**Problem to solve**
Return each line of the records holding the string "want".

**Source records**
--- begin ---

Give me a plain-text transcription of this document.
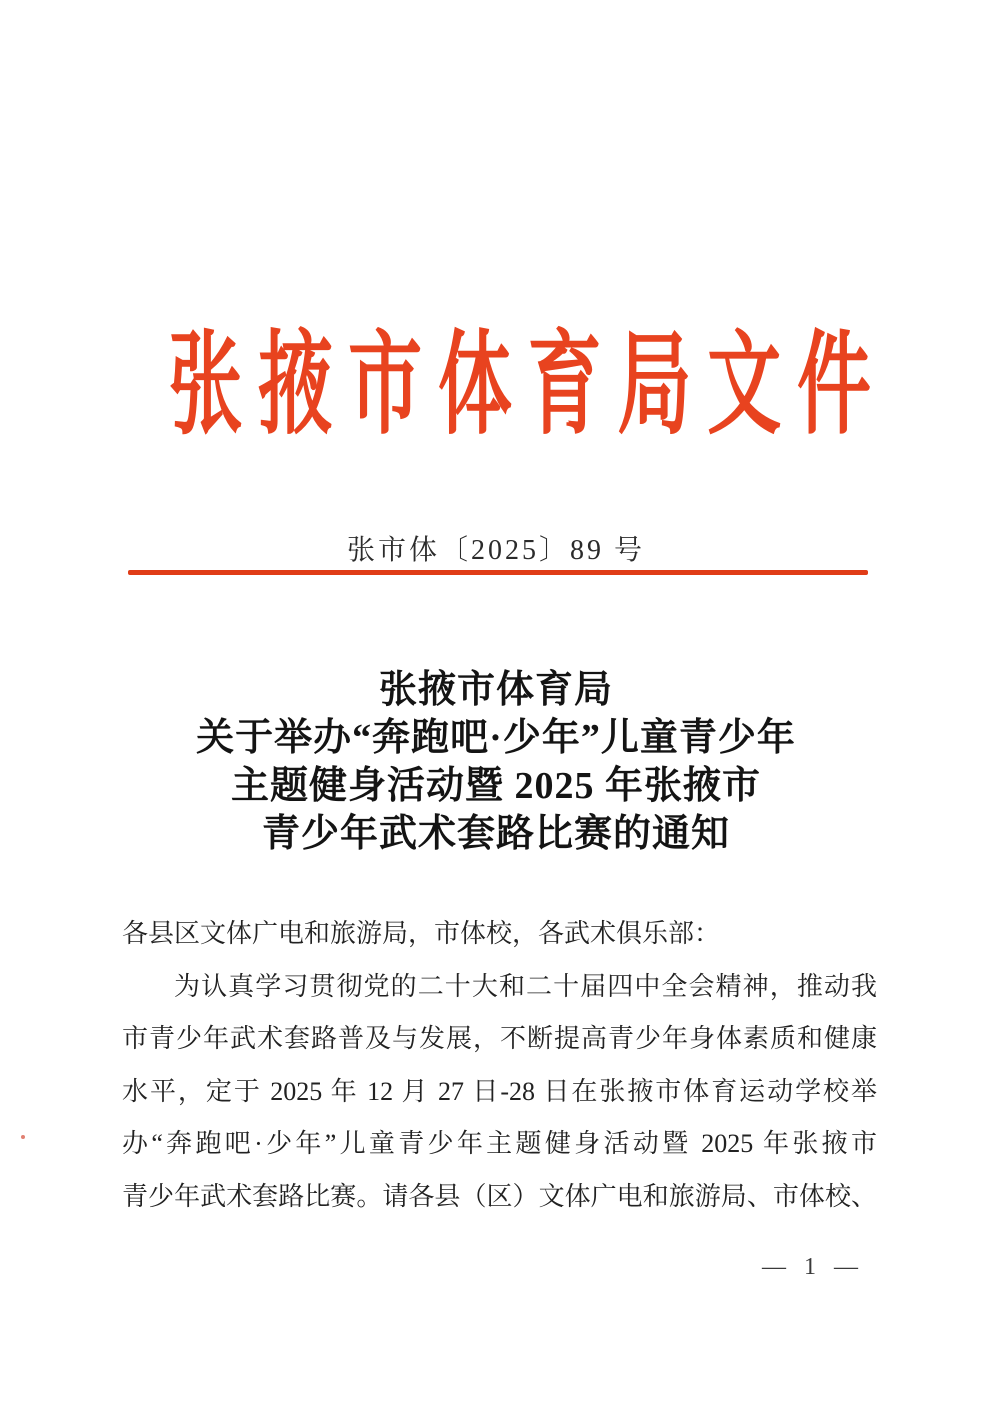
张掖市体育局文件
张市体〔2025〕89 号
张掖市体育局
关于举办“奔跑吧·少年”儿童青少年
主题健身活动暨 2025 年张掖市
青少年武术套路比赛的通知
各县区文体广电和旅游局，市体校，各武术俱乐部：
为认真学习贯彻党的二十大和二十届四中全会精神，推动我
市青少年武术套路普及与发展，不断提高青少年身体素质和健康
水平，定于 2025 年 12 月 27 日-28 日在张掖市体育运动学校举
办“奔跑吧·少年”儿童青少年主题健身活动暨 2025 年张掖市
青少年武术套路比赛。请各县（区）文体广电和旅游局、市体校、
— 1 —
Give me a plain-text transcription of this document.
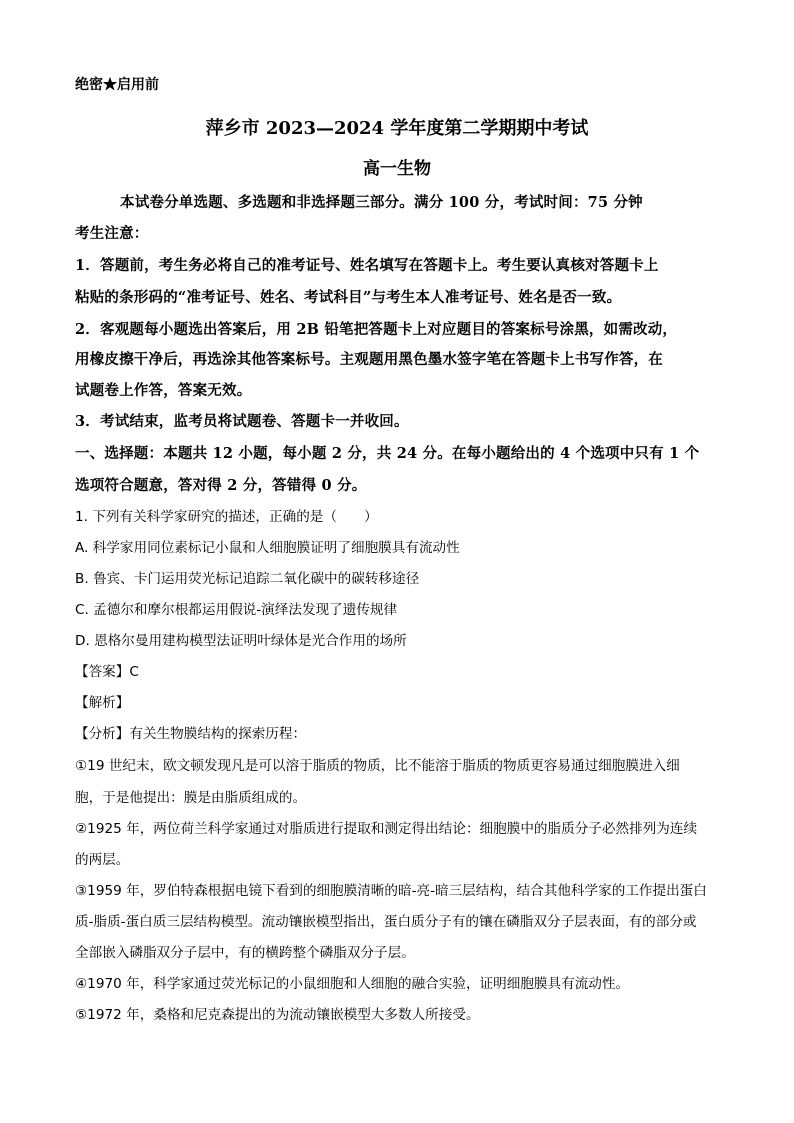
绝密★启用前
萍乡市 2023—2024 学年度第二学期期中考试
高一生物
本试卷分单选题、多选题和非选择题三部分。满分 100 分，考试时间：75 分钟
考生注意：
1．答题前，考生务必将自己的准考证号、姓名填写在答题卡上。考生要认真核对答题卡上
粘贴的条形码的“准考证号、姓名、考试科目”与考生本人准考证号、姓名是否一致。
2．客观题每小题选出答案后，用 2B 铅笔把答题卡上对应题目的答案标号涂黑，如需改动，
用橡皮擦干净后，再选涂其他答案标号。主观题用黑色墨水签字笔在答题卡上书写作答，在
试题卷上作答，答案无效。
3．考试结束，监考员将试题卷、答题卡一并收回。
一、选择题：本题共 12 小题，每小题 2 分，共 24 分。在每小题给出的 4 个选项中只有 1 个
选项符合题意，答对得 2 分，答错得 0 分。
1. 下列有关科学家研究的描述，正确的是（　　）
A. 科学家用同位素标记小鼠和人细胞膜证明了细胞膜具有流动性
B. 鲁宾、卡门运用荧光标记追踪二氧化碳中的碳转移途径
C. 孟德尔和摩尔根都运用假说-演绎法发现了遗传规律
D. 恩格尔曼用建构模型法证明叶绿体是光合作用的场所
【答案】C
【解析】
【分析】有关生物膜结构的探索历程：
①19 世纪末，欧文顿发现凡是可以溶于脂质的物质，比不能溶于脂质的物质更容易通过细胞膜进入细
胞，于是他提出：膜是由脂质组成的。
②1925 年，两位荷兰科学家通过对脂质进行提取和测定得出结论：细胞膜中的脂质分子必然排列为连续
的两层。
③1959 年，罗伯特森根据电镜下看到的细胞膜清晰的暗-亮-暗三层结构，结合其他科学家的工作提出蛋白
质-脂质-蛋白质三层结构模型。流动镶嵌模型指出，蛋白质分子有的镶在磷脂双分子层表面，有的部分或
全部嵌入磷脂双分子层中，有的横跨整个磷脂双分子层。
④1970 年，科学家通过荧光标记的小鼠细胞和人细胞的融合实验，证明细胞膜具有流动性。
⑤1972 年，桑格和尼克森提出的为流动镶嵌模型大多数人所接受。
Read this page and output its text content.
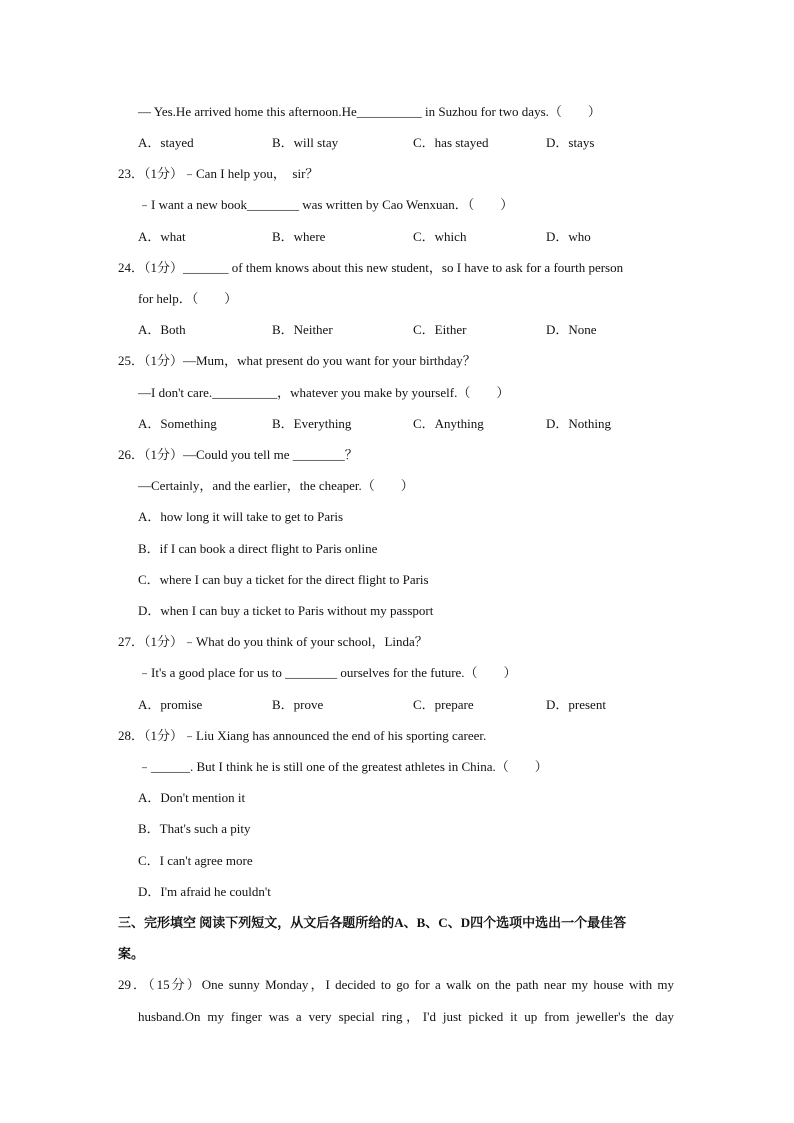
— Yes.He arrived home this afternoon.He__________ in Suzhou for two days.（　　）
A．stayed	B．will stay	C．has stayed	D．stays
23．（1分）﹣Can I help you，　sir？
﹣I want a new book________ was written by Cao Wenxuan．（　　）
A．what	B．where	C．which	D．who
24．（1分）_______ of them knows about this new student，so I have to ask for a fourth person
for help．（　　）
A．Both	B．Neither	C．Either	D．None
25．（1分）—Mum，what present do you want for your birthday？
—I don't care.__________，whatever you make by yourself.（　　）
A．Something	B．Everything	C．Anything	D．Nothing
26．（1分）—Could you tell me ________？
—Certainly，and the earlier，the cheaper.（　　）
A．how long it will take to get to Paris
B．if I can book a direct flight to Paris online
C．where I can buy a ticket for the direct flight to Paris
D．when I can buy a ticket to Paris without my passport
27．（1分）﹣What do you think of your school，Linda？
﹣It's a good place for us to ________ ourselves for the future.（　　）
A．promise	B．prove	C．prepare	D．present
28．（1分）﹣Liu Xiang has announced the end of his sporting career.
﹣______. But I think he is still one of the greatest athletes in China.（　　）
A．Don't mention it
B．That's such a pity
C．I can't agree more
D．I'm afraid he couldn't
三、完形填空 阅读下列短文，从文后各题所给的A、B、C、D四个选项中选出一个最佳答
案。
29．（15分）One sunny Monday，I decided to go for a walk on the path near my house with my
husband.On my finger was a very special ring，I'd just picked it up from jeweller's the day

--- end ---

**Output below**
﹣I want a new book________ was written by Cao Wenxuan．（　　）
25．（1分）—Mum，what present do you want for your birthday？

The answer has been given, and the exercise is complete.